*** Passage provided ***
Temporary restorative materials are a subcategory of restorative materials and include products used for dental restorations and appliances that are not intended for moderate- or long-term applications. Examples include temporary cements used for luting, temporary cements, or other restoratives used for fillings, orthodontic wires, and acrylic resins used for temporary inlays, onlays, crowns, and fixed dental prostheses that span two or more tooth positions. Other auxiliary materials include waxes, gypsum products, dental compounds, and gutta percha.
The overriding goal of dentistry is to maintain or improve the quality of life of the dental patient. This goal can be met by preventing disease, relieving pain, improving the efficiency of mastication, enhancing speech, and improving appearance. Because many of these objectives require the replacement or alteration of tooth structure, the main challenges for centuries have been the development and selection of biocompatible, long-lasting, direct-filling tooth restoratives, and indirectly processed prosthetic materials that can withstand the adverse conditions of the oral environment. Figure 1-1 is a schematic cross-section of a natural tooth and supporting bone and soft tissue. Under healthy conditions, the part of the tooth that extends out of adjacent gingival tissue is called the clinical crown; that below the gingiva is called the tooth root. The crown of a tooth is covered by enamel. The root is covered by cementum, which surrounds dentin and soft tissue within one or more root canals.
***
Questions on the material
(a) Edit the passage on dental materials between "Temporary restorative materials" and "and gutta percha.", inclusive, replacing "gutta percha" with "gutta-percha".
(b) In the passage on dental materials, what covers the crown of a tooth?
(c) Continue the passage on dental materials from its last sentence.
The rows come from a different source than the passage on dental materials.
*** Provided data ***
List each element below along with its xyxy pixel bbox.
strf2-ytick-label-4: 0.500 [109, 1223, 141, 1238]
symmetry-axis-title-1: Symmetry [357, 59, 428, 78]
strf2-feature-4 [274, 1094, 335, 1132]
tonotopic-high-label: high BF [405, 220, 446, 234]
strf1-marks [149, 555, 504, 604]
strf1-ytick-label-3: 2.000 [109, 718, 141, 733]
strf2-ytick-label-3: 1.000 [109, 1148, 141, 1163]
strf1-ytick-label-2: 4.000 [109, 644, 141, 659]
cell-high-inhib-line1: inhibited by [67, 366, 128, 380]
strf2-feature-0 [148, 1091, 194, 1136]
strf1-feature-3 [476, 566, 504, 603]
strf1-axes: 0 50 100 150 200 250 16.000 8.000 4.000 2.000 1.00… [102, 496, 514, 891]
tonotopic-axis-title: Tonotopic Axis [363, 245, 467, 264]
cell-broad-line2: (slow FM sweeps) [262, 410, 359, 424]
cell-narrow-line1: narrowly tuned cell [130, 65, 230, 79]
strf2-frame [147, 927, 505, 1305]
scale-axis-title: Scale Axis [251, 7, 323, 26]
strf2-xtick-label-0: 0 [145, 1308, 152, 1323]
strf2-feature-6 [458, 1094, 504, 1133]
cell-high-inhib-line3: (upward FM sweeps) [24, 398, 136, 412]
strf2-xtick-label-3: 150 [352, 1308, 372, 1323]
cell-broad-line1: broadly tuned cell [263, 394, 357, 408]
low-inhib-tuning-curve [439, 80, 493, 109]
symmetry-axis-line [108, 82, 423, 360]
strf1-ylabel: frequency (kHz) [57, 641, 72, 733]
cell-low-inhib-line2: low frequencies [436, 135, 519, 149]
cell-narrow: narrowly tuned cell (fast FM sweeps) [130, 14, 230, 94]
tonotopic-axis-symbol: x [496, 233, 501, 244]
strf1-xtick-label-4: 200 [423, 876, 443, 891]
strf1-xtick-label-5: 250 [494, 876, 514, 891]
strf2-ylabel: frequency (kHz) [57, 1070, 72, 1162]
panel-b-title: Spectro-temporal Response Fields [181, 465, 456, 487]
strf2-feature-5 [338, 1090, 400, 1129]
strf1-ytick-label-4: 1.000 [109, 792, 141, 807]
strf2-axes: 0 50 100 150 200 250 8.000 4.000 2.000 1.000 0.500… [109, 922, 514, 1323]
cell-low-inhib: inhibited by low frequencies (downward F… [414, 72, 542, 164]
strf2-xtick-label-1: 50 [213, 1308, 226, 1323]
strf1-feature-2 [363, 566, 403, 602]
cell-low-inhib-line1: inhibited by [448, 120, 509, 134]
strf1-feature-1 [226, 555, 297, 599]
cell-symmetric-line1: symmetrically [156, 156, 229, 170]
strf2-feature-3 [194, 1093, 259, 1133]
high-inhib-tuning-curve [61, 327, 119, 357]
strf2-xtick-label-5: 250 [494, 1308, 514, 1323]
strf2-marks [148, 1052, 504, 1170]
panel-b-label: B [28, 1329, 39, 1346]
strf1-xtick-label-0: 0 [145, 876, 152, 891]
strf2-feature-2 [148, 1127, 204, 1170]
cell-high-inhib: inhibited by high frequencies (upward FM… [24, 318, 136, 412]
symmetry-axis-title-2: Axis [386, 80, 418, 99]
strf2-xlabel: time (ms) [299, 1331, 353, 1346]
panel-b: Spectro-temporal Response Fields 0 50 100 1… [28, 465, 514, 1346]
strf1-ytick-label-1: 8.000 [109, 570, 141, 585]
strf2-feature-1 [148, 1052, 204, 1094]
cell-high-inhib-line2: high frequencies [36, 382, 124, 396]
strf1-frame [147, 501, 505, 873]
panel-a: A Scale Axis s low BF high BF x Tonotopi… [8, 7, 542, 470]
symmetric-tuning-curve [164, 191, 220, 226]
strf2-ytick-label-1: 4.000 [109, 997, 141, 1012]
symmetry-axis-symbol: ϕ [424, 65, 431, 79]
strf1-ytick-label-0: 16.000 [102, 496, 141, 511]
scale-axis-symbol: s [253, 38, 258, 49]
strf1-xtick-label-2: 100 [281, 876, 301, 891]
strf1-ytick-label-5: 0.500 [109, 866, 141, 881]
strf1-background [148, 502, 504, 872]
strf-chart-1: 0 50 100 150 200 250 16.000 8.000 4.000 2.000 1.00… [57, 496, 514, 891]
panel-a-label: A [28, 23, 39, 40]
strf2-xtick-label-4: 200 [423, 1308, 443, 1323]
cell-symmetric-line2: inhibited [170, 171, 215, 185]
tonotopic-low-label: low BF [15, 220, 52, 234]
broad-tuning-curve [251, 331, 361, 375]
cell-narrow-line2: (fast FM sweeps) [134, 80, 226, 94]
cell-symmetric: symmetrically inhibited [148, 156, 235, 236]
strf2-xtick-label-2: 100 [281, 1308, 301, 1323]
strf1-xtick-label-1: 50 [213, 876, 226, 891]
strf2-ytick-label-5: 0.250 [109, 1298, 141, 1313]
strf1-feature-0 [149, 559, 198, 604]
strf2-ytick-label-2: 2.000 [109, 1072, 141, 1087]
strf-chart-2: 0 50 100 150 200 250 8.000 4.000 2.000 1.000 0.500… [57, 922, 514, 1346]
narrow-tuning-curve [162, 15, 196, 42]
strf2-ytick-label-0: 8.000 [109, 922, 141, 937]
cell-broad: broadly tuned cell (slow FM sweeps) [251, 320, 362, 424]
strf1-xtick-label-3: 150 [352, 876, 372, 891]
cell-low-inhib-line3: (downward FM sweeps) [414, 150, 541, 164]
***
Results for each task
(a)
Temporary restorative materials are a subcategory of restorative materials and include products used for dental restorations and appliances that are not intended for moderate- or long-term applications. Examples include temporary cements used for luting, temporary cements, or other restoratives used for fillings, orthodontic wires, and acrylic resins used for temporary inlays, onlays, crowns, and fixed dental prostheses that span two or more tooth positions. Other auxiliary materials include waxes, gypsum products, dental compounds, and gutta-percha.

(b) Enamel.

(c)
Dentistry as a specialty is believed to have begun about 3000 B.C. Gold bands and wires were used by the Phoenicians (after 2500 B.C.). Around 700 B.C. the Etruscans carved ivory or bone for the construction of partial dentures that were fastened to natural teeth by means of gold wires or bands, which were used to position extracted teeth in place of missing teeth.
Although inscriptions on Egyptian tombstones indicate that tooth doctors were considered to be medical specialists, they are not known to have performed restorative dentistry. However, some teeth found in Egyptian mummies were either transplanted human teeth or tooth forms made of ivory. The earliest documented evidence of tooth implant materials is attributed to the Etruscans as early as 700 B.C. (Figure 1-2). Around 600 A.D. the Mayans used implants consisting of seashell segments that were placed in anterior tooth sockets. Hammered gold inlays and stone or mineral inlays were placed for esthetic purposes or traditional ornamentation by the Mayans and later the Aztecs (Figure 1-3). The Incas performed tooth mutilations using hammered gold, but the material was not placed for decorative purposes.